## Stated exercise
Extract every line where the string "чтобы" appears.

----- Extracted information

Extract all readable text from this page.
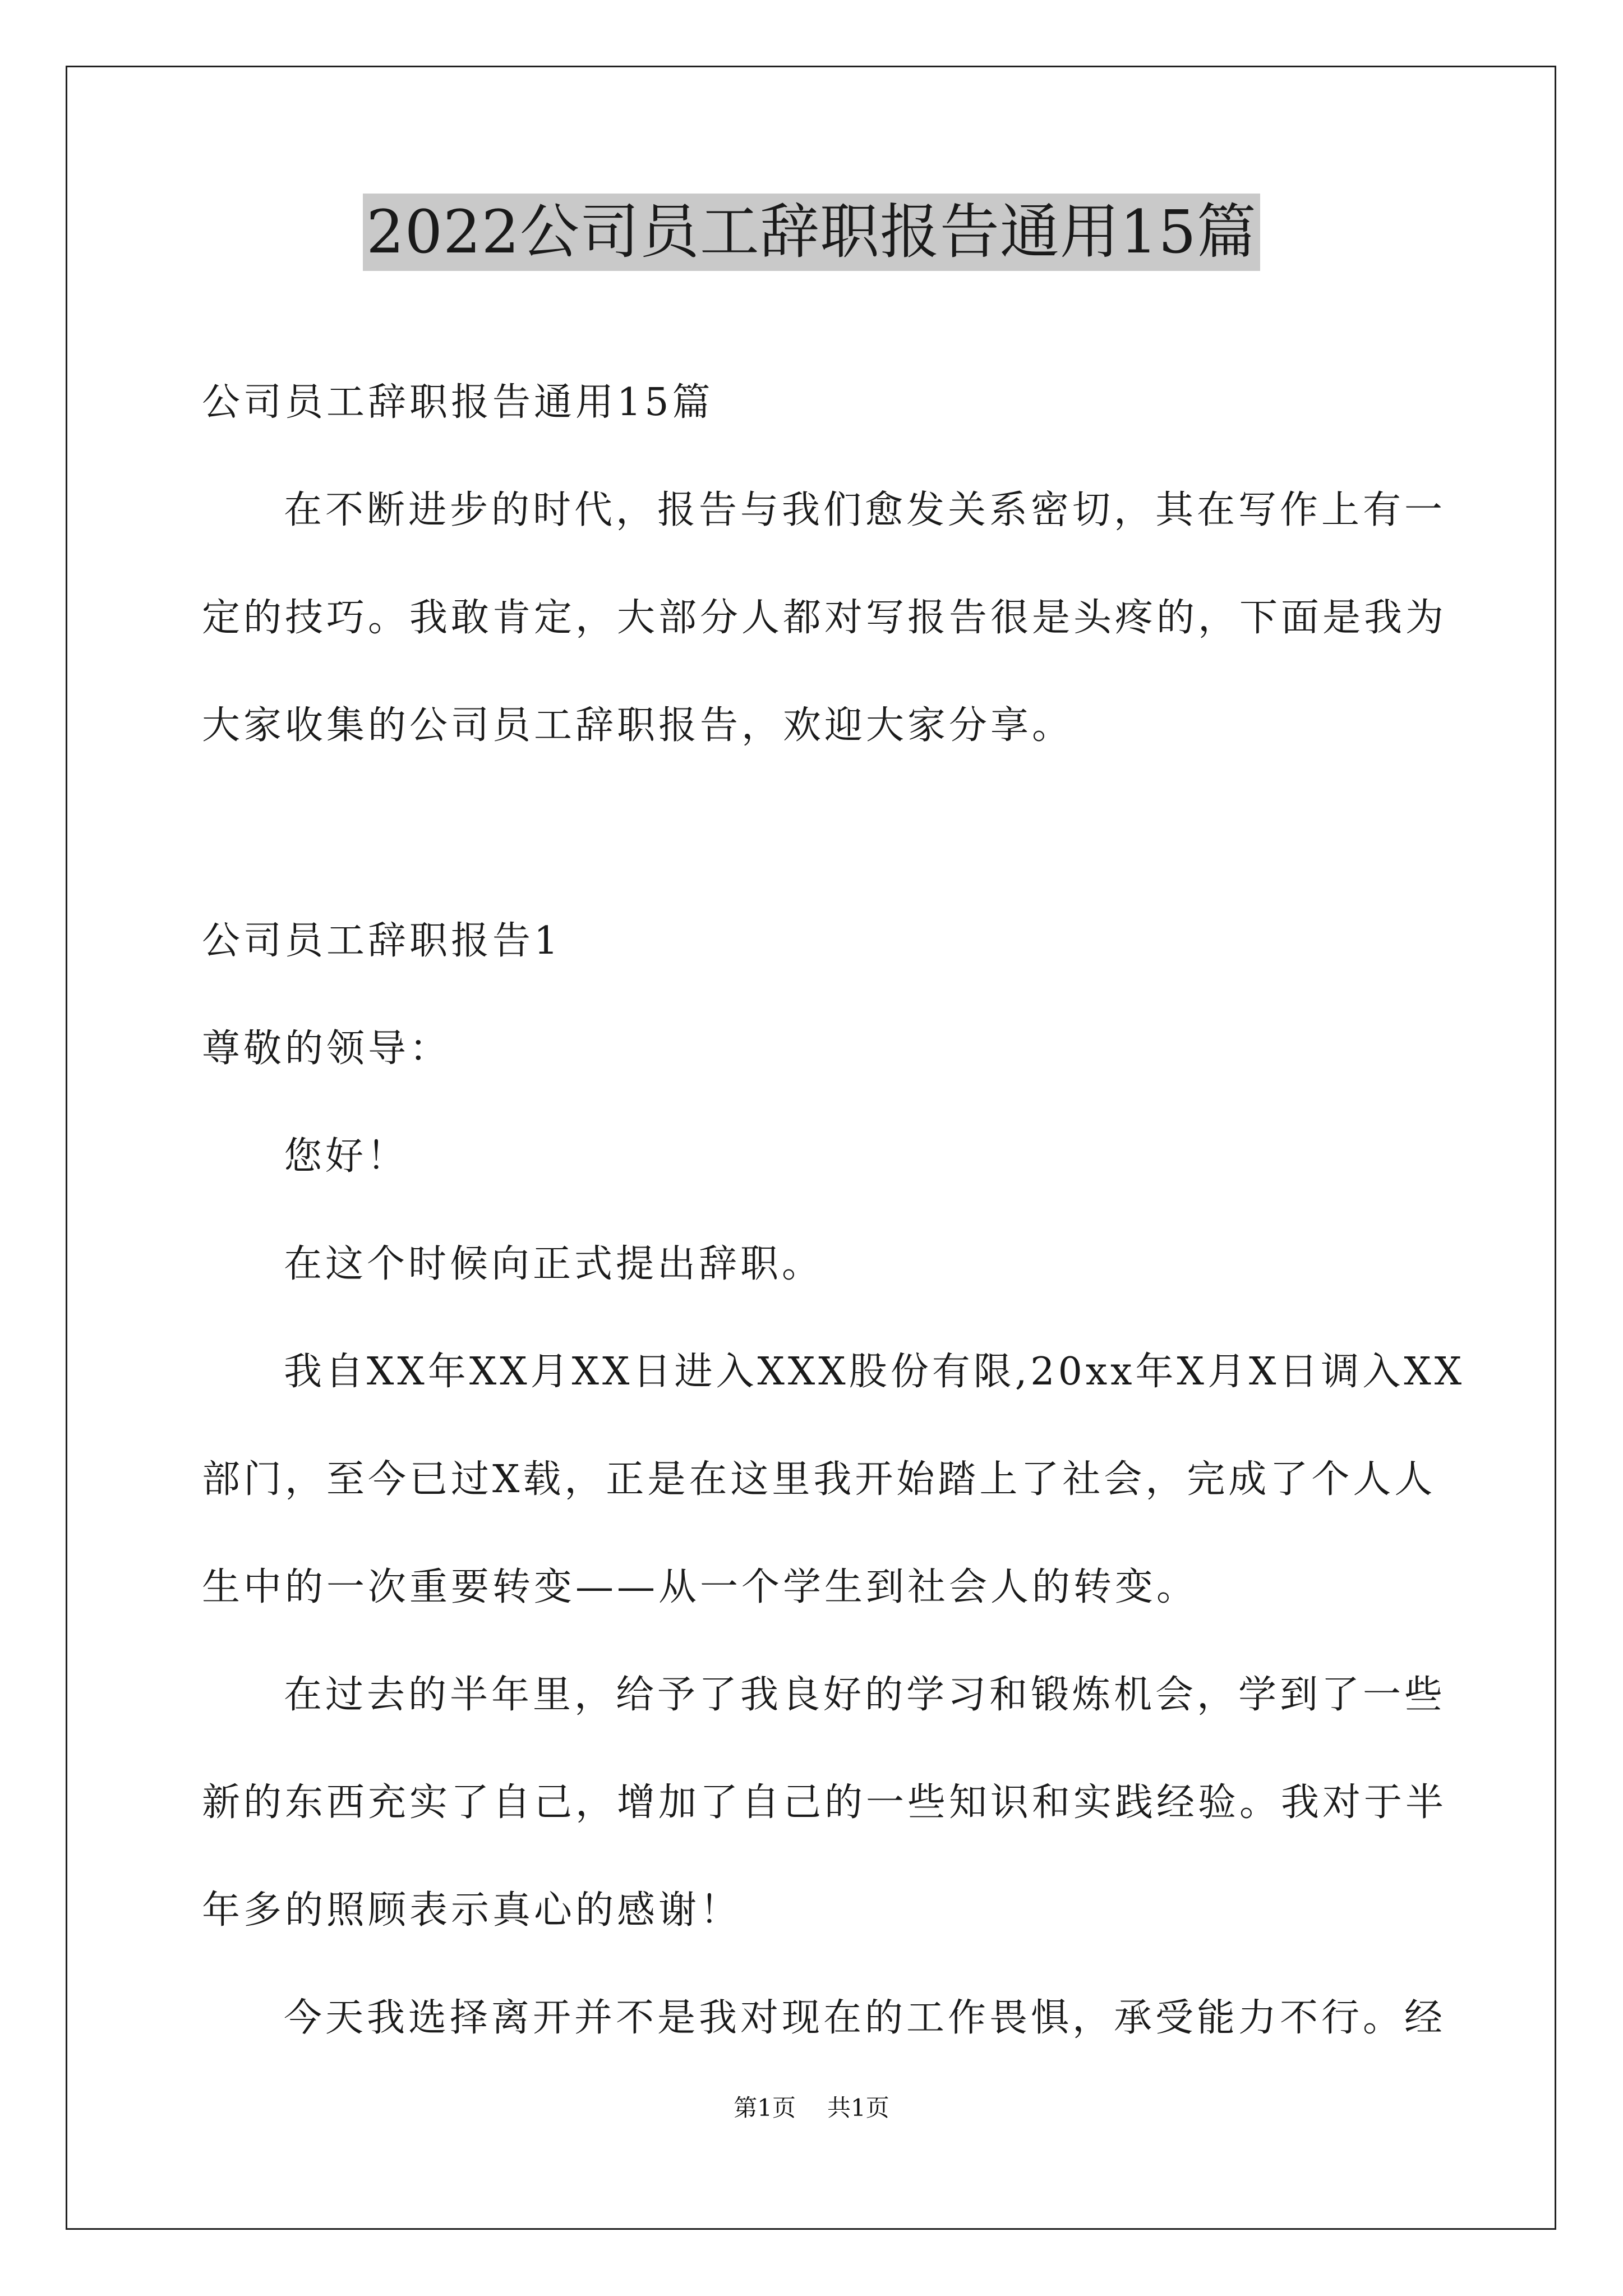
2022公司员工辞职报告通用15篇

公司员工辞职报告通用15篇

在不断进步的时代，报告与我们愈发关系密切，其在写作上有一

定的技巧。我敢肯定，大部分人都对写报告很是头疼的，下面是我为

大家收集的公司员工辞职报告，欢迎大家分享。

公司员工辞职报告1

尊敬的领导：

您好！

在这个时候向正式提出辞职。

我自XX年XX月XX日进入XXX股份有限,20xx年X月X日调入XX

部门，至今已过X载，正是在这里我开始踏上了社会，完成了个人人

生中的一次重要转变——从一个学生到社会人的转变。

在过去的半年里，给予了我良好的学习和锻炼机会，学到了一些

新的东西充实了自己，增加了自己的一些知识和实践经验。我对于半

年多的照顾表示真心的感谢！

今天我选择离开并不是我对现在的工作畏惧，承受能力不行。经

第1页 共1页
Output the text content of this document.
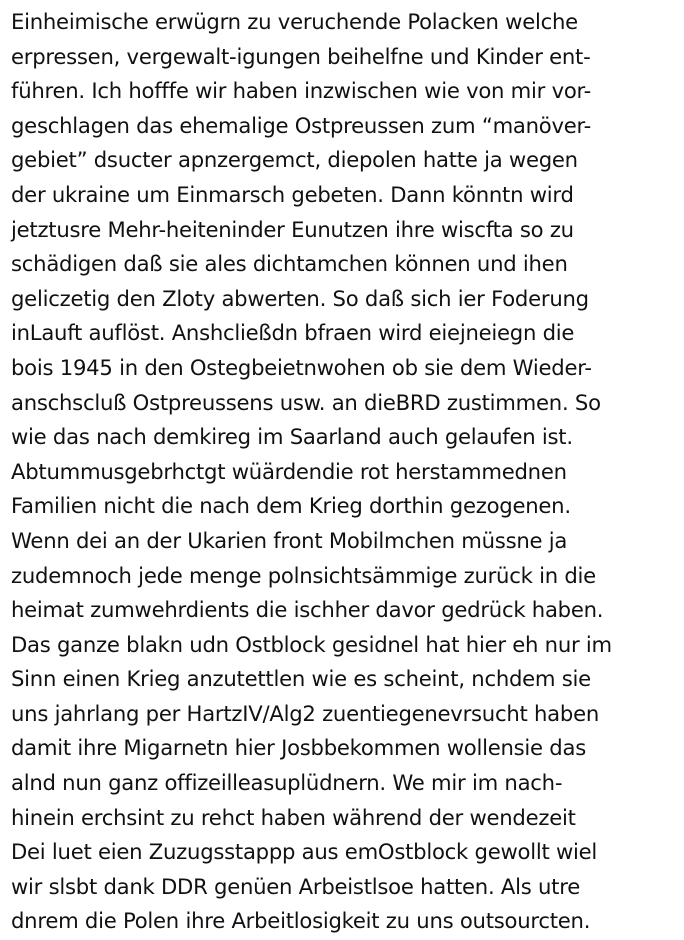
Einheimische erwügrn zu veruchende Polacken welche
erpressen, vergewalt-igungen beihelfne und Kinder ent-
führen. Ich hofffe wir haben inzwischen wie von mir vor-
geschlagen das ehemalige Ostpreussen zum “manöver-
gebiet” dsucter apnzergemct, diepolen hatte ja wegen
der ukraine um Einmarsch gebeten. Dann könntn wird
jetztusre Mehr-heiteninder Eunutzen ihre wiscfta so zu
schädigen daß sie ales dichtamchen können und ihen
geliczetig den Zloty abwerten. So daß sich ier Foderung
inLauft auflöst. Anshcließdn bfraen wird eiejneiegn die
bois 1945 in den Ostegbeietnwohen ob sie dem Wieder-
anschscluß Ostpreussens usw. an dieBRD zustimmen. So
wie das nach demkireg im Saarland auch gelaufen ist.
Abtummusgebrhctgt wüärdendie rot herstammednen
Familien nicht die nach dem Krieg dorthin gezogenen.
Wenn dei an der Ukarien front Mobilmchen müssne ja
zudemnoch jede menge polnsichtsämmige zurück in die
heimat zumwehrdients die ischher davor gedrück haben.
Das ganze blakn udn Ostblock gesidnel hat hier eh nur im
Sinn einen Krieg anzutettlen wie es scheint, nchdem sie
uns jahrlang per HartzIV/Alg2 zuentiegenevrsucht haben
damit ihre Migarnetn hier Josbbekommen wollensie das
alnd nun ganz offizeilleasuplüdnern. We mir im nach-
hinein erchsint zu rehct haben während der wendezeit
Dei luet eien Zuzugsstappp aus emOstblock gewollt wiel
wir slsbt dank DDR genüen Arbeistlsoe hatten. Als utre
dnrem die Polen ihre Arbeitlosigkeit zu uns outsourcten.
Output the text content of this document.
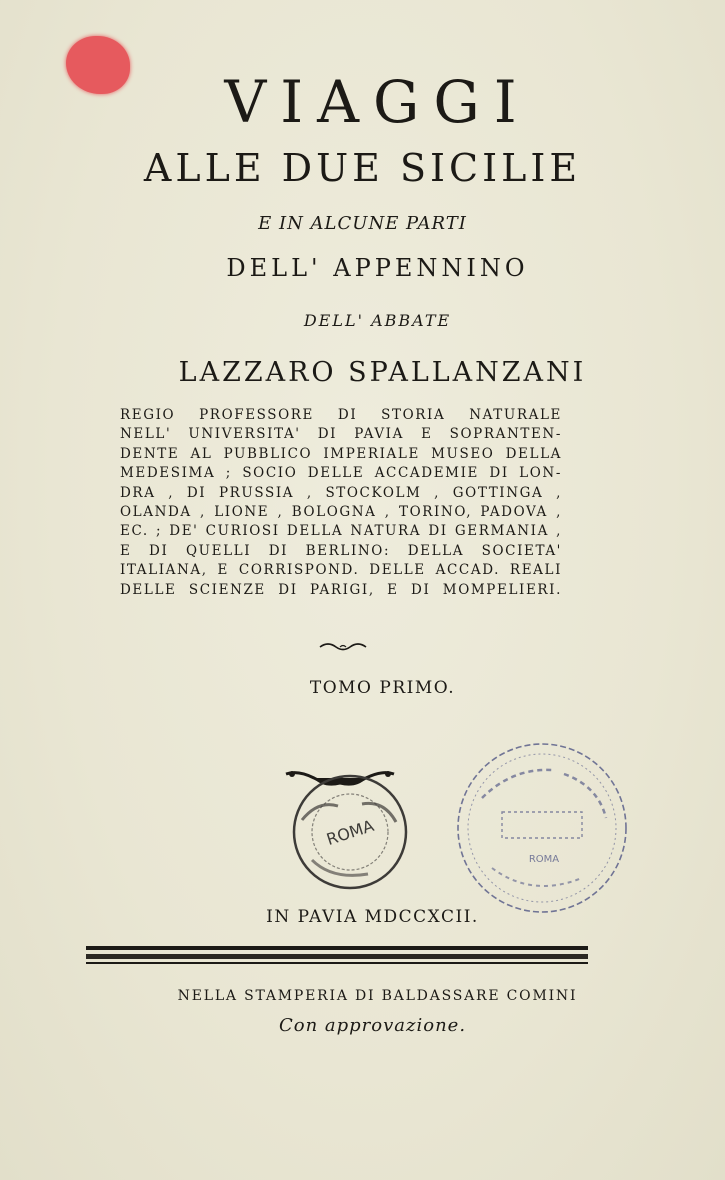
VIAGGI
ALLE DUE SICILIE
E IN ALCUNE PARTI
DELL' APPENNINO
DELL' ABBATE
LAZZARO SPALLANZANI
REGIO PROFESSORE DI STORIA NATURALE
NELL' UNIVERSITA' DI PAVIA E SOPRANTEN-
DENTE AL PUBBLICO IMPERIALE MUSEO DELLA
MEDESIMA ; SOCIO DELLE ACCADEMIE DI LON-
DRA , DI PRUSSIA , STOCKOLM , GOTTINGA ,
OLANDA , LIONE , BOLOGNA , TORINO, PADOVA ,
EC. ; DE' CURIOSI DELLA NATURA DI GERMANIA ,
E DI QUELLI DI BERLINO: DELLA SOCIETA'
ITALIANA, E CORRISPOND. DELLE ACCAD. REALI
DELLE SCIENZE DI PARIGI, E DI MOMPELIERI.
TOMO PRIMO.
ROMA
ROMA
IN PAVIA MDCCXCII.
NELLA STAMPERIA DI BALDASSARE COMINI
Con approvazione.
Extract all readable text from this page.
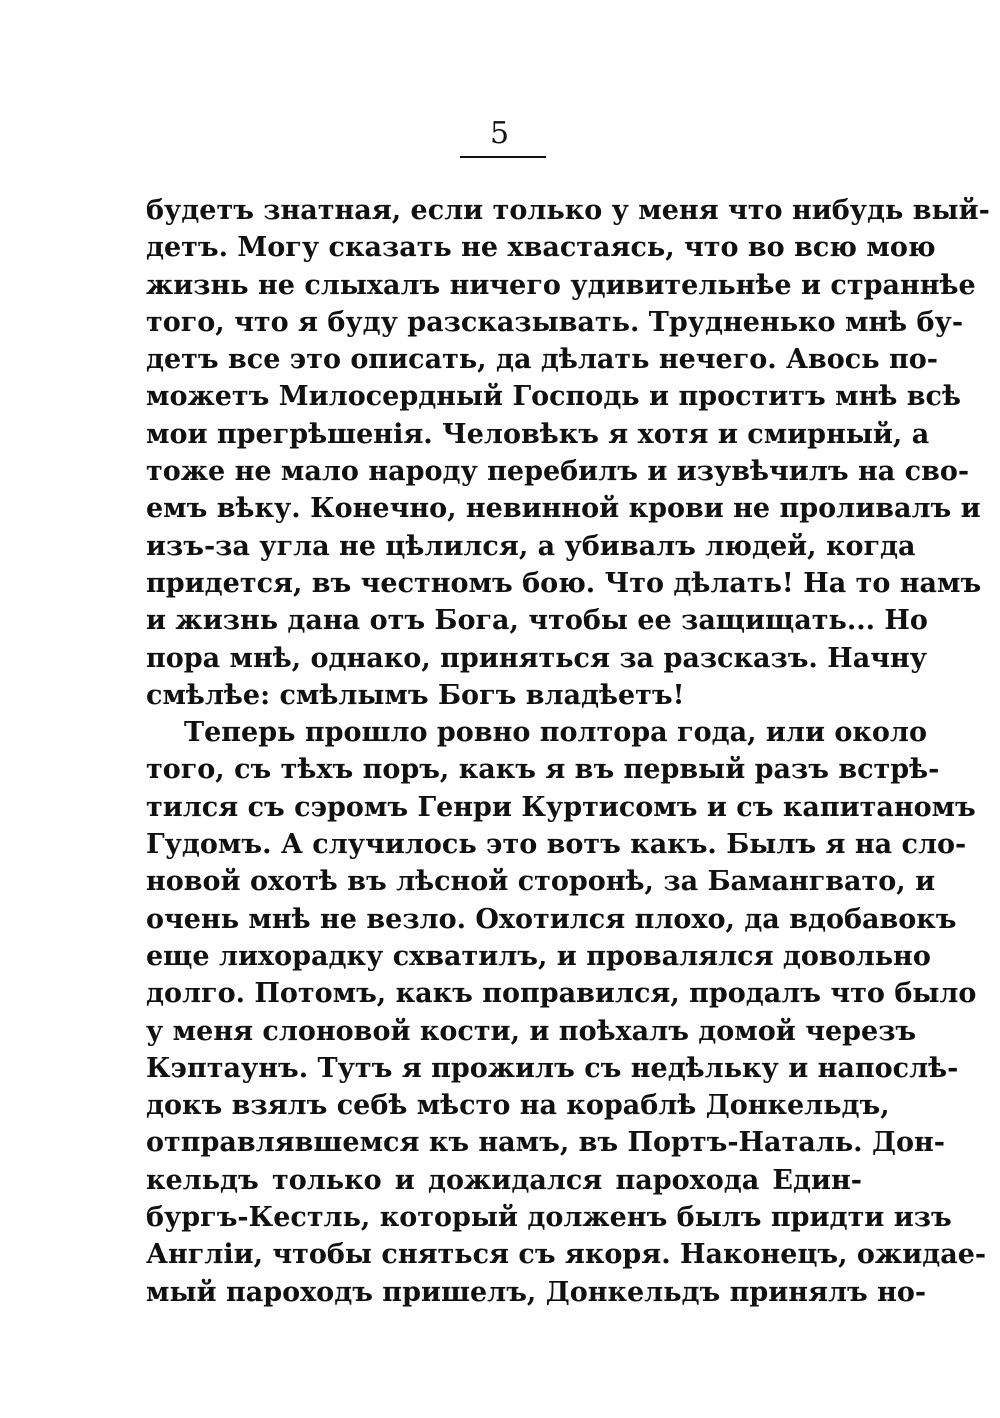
5
будетъ знатная, если только у меня что нибудь вый-
детъ. Могу сказать не хвастаясь, что во всю мою
жизнь не слыхалъ ничего удивительнѣе и страннѣе
того, что я буду разсказывать. Трудненько мнѣ бу-
детъ все это описать, да дѣлать нечего. Авось по-
можетъ Милосердный Господь и проститъ мнѣ всѣ
мои прегрѣшенія. Человѣкъ я хотя и смирный, а
тоже не мало народу перебилъ и изувѣчилъ на сво-
емъ вѣку. Конечно, невинной крови не проливалъ и
изъ-за угла не цѣлился, а убивалъ людей, когда
придется, въ честномъ бою. Что дѣлать! На то намъ
и жизнь дана отъ Бога, чтобы ее защищать... Но
пора мнѣ, однако, приняться за разсказъ. Начну
смѣлѣе: смѣлымъ Богъ владѣетъ!
Теперь прошло ровно полтора года, или около
того, съ тѣхъ поръ, какъ я въ первый разъ встрѣ-
тился съ сэромъ Генри Куртисомъ и съ капитаномъ
Гудомъ. А случилось это вотъ какъ. Былъ я на сло-
новой охотѣ въ лѣсной сторонѣ, за Бамангвато, и
очень мнѣ не везло. Охотился плохо, да вдобавокъ
еще лихорадку схватилъ, и провалялся довольно
долго. Потомъ, какъ поправился, продалъ что было
у меня слоновой кости, и поѣхалъ домой черезъ
Кэптаунъ. Тутъ я прожилъ съ недѣльку и напослѣ-
докъ взялъ себѣ мѣсто на кораблѣ Донкельдъ,
отправлявшемся къ намъ, въ Портъ-Наталь. Дон-
кельдъ только и дожидался парохода Един-
бургъ-Кестль, который долженъ былъ придти изъ
Англіи, чтобы сняться съ якоря. Наконецъ, ожидае-
мый пароходъ пришелъ, Донкельдъ принялъ но-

----------

## Response to this exercise
и жизнь дана отъ Бога, чтобы ее защищать... Но
Англіи, чтобы сняться съ якоря. Наконецъ, ожидае-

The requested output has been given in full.